> _TASK DESCRIPTION_:
Format every line of the records below as a numbered list, leaving out blank lines and the pictures.

● ● ● ● ●

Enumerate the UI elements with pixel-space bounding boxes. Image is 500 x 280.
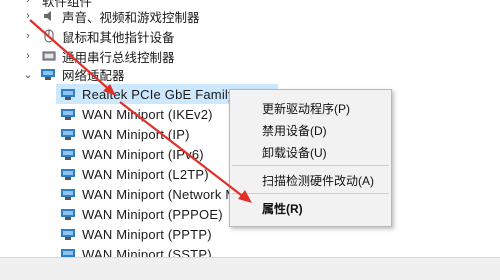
speaker-icon [42,9,56,23]
adapter-item[interactable]: WAN Miniport (IKEv2) [60,104,213,124]
menu-separator [232,193,389,194]
chevron-right-icon[interactable]: › [22,30,34,42]
network-adapter-icon [60,227,76,241]
chevron-right-icon[interactable]: › [22,10,34,22]
adapter-item[interactable]: WAN Miniport (IPv6) [60,144,204,164]
network-adapter-icon [60,167,76,181]
network-adapter-icon [60,187,76,201]
menu-item-disable-device[interactable]: 禁用设备(D) [262,122,327,139]
chevron-down-icon[interactable]: ⌄ [22,68,34,81]
adapter-label: WAN Miniport (L2TP) [82,166,209,182]
network-adapter-icon [60,127,76,141]
tree-category-sound[interactable]: › 声音、视频和游戏控制器 [22,6,200,26]
adapter-item[interactable]: WAN Miniport (PPPOE) [60,204,223,224]
menu-item-properties[interactable]: 属性(R) [262,200,303,217]
network-adapter-icon [60,87,76,101]
tree-category-usb[interactable]: › 通用串行总线控制器 [22,46,175,66]
tree-category-network-adapters[interactable]: ⌄ 网络适配器 [22,64,125,84]
usb-controller-icon [42,49,56,63]
adapter-label: WAN Miniport (IPv6) [82,146,204,162]
menu-item-uninstall-device[interactable]: 卸载设备(U) [262,144,327,161]
context-menu: 更新驱动程序(P) 禁用设备(D) 卸载设备(U) 扫描检测硬件改动(A) 属性… [229,89,392,227]
menu-item-update-driver[interactable]: 更新驱动程序(P) [262,100,350,117]
adapter-item[interactable]: WAN Miniport (IP) [60,124,190,144]
network-adapter-icon [60,107,76,121]
adapter-item[interactable]: WAN Miniport (L2TP) [60,164,209,184]
adapter-item[interactable]: WAN Miniport (PPTP) [60,224,212,244]
category-label: 通用串行总线控制器 [62,50,175,65]
chevron-right-icon[interactable]: › [22,50,34,62]
adapter-label: WAN Miniport (PPTP) [82,226,212,242]
tree-category-mice[interactable]: › 鼠标和其他指针设备 [22,26,175,46]
status-bar [0,257,500,280]
network-adapter-icon [40,67,56,81]
mouse-icon [42,29,56,43]
adapter-label: WAN Miniport (IP) [82,126,190,142]
network-adapter-icon [60,147,76,161]
adapter-label: WAN Miniport (IKEv2) [82,106,213,122]
category-label: 声音、视频和游戏控制器 [62,10,200,25]
category-label: 鼠标和其他指针设备 [62,30,175,45]
adapter-label: WAN Miniport (PPPOE) [82,206,223,222]
menu-separator [232,165,389,166]
network-adapter-icon [60,207,76,221]
menu-item-scan-hardware[interactable]: 扫描检测硬件改动(A) [262,172,374,189]
category-label: 网络适配器 [62,68,125,83]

● ● ● ● ●

> _EXPECTED ANSWER_:
1. Enumerate the UI elements with pixel-space bounding boxes. Image is 500 x 280.
2. speaker-icon [42,9,56,23]
3. adapter-item[interactable]: WAN Miniport (IKEv2) [60,104,213,124]
4. menu-separator [232,193,389,194]
5. chevron-right-icon[interactable]: › [22,30,34,42]
6. network-adapter-icon [60,227,76,241]
7. chevron-right-icon[interactable]: › [22,10,34,22]
8. adapter-item[interactable]: WAN Miniport (IPv6) [60,144,204,164]
9. network-adapter-icon [60,167,76,181]
10. network-adapter-icon [60,187,76,201]
11. menu-item-disable-device[interactable]: 禁用设备(D) [262,122,327,139]
12. chevron-down-icon[interactable]: ⌄ [22,68,34,81]
13. adapter-label: WAN Miniport (L2TP) [82,166,209,182]
14. network-adapter-icon [60,127,76,141]
15. tree-category-sound[interactable]: › 声音、视频和游戏控制器 [22,6,200,26]
16. adapter-item[interactable]: WAN Miniport (PPPOE) [60,204,223,224]
17. menu-item-properties[interactable]: 属性(R) [262,200,303,217]
18. network-adapter-icon [60,87,76,101]
19. tree-category-usb[interactable]: › 通用串行总线控制器 [22,46,175,66]
20. tree-category-network-adapters[interactable]: ⌄ 网络适配器 [22,64,125,84]
21. usb-controller-icon [42,49,56,63]
22. adapter-label: WAN Miniport (IPv6) [82,146,204,162]
23. menu-item-uninstall-device[interactable]: 卸载设备(U) [262,144,327,161]
24. context-menu: 更新驱动程序(P) 禁用设备(D) 卸载设备(U) 扫描检测硬件改动(A) 属性… [229,89,392,227]
25. menu-item-update-driver[interactable]: 更新驱动程序(P) [262,100,350,117]
26. adapter-item[interactable]: WAN Miniport (IP) [60,124,190,144]
27. network-adapter-icon [60,107,76,121]
28. adapter-item[interactable]: WAN Miniport (L2TP) [60,164,209,184]
29. adapter-item[interactable]: WAN Miniport (PPTP) [60,224,212,244]
30. category-label: 通用串行总线控制器 [62,50,175,65]
31. chevron-right-icon[interactable]: › [22,50,34,62]
32. adapter-label: WAN Miniport (PPTP) [82,226,212,242]
33. tree-category-mice[interactable]: › 鼠标和其他指针设备 [22,26,175,46]
34. status-bar [0,257,500,280]
35. network-adapter-icon [40,67,56,81]
36. mouse-icon [42,29,56,43]
37. adapter-label: WAN Miniport (IP) [82,126,190,142]
38. network-adapter-icon [60,147,76,161]
39. adapter-label: WAN Miniport (IKEv2) [82,106,213,122]
40. category-label: 声音、视频和游戏控制器 [62,10,200,25]
41. category-label: 鼠标和其他指针设备 [62,30,175,45]
42. adapter-label: WAN Miniport (PPPOE) [82,206,223,222]
43. menu-separator [232,165,389,166]
44. network-adapter-icon [60,207,76,221]
45. menu-item-scan-hardware[interactable]: 扫描检测硬件改动(A) [262,172,374,189]
46. category-label: 网络适配器 [62,68,125,83]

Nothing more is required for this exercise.